> Do this
Locate every line in the listing below that contains the string "interactable", and copy each of those lines.

> Task inputs

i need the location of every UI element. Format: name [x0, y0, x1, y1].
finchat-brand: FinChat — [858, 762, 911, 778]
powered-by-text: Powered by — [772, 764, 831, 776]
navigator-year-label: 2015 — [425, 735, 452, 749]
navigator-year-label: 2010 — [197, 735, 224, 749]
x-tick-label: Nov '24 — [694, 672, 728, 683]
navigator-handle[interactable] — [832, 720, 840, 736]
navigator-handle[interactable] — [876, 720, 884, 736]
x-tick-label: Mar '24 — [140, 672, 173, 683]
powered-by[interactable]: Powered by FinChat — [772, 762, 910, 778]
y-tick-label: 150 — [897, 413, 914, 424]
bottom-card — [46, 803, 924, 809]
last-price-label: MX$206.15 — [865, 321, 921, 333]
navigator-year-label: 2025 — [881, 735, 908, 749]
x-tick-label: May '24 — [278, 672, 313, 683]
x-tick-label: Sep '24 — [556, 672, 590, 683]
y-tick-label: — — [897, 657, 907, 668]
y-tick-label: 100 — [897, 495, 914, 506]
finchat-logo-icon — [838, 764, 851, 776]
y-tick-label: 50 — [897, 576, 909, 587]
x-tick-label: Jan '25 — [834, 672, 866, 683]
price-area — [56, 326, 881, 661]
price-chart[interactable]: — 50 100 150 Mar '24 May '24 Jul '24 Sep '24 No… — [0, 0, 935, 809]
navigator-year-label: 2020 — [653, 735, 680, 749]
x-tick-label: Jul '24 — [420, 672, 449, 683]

> Result below
navigator-handle[interactable] — [832, 720, 840, 736]
navigator-handle[interactable] — [876, 720, 884, 736]
powered-by[interactable]: Powered by FinChat — [772, 762, 910, 778]
price-chart[interactable]: — 50 100 150 Mar '24 May '24 Jul '24 Sep '24 No… — [0, 0, 935, 809]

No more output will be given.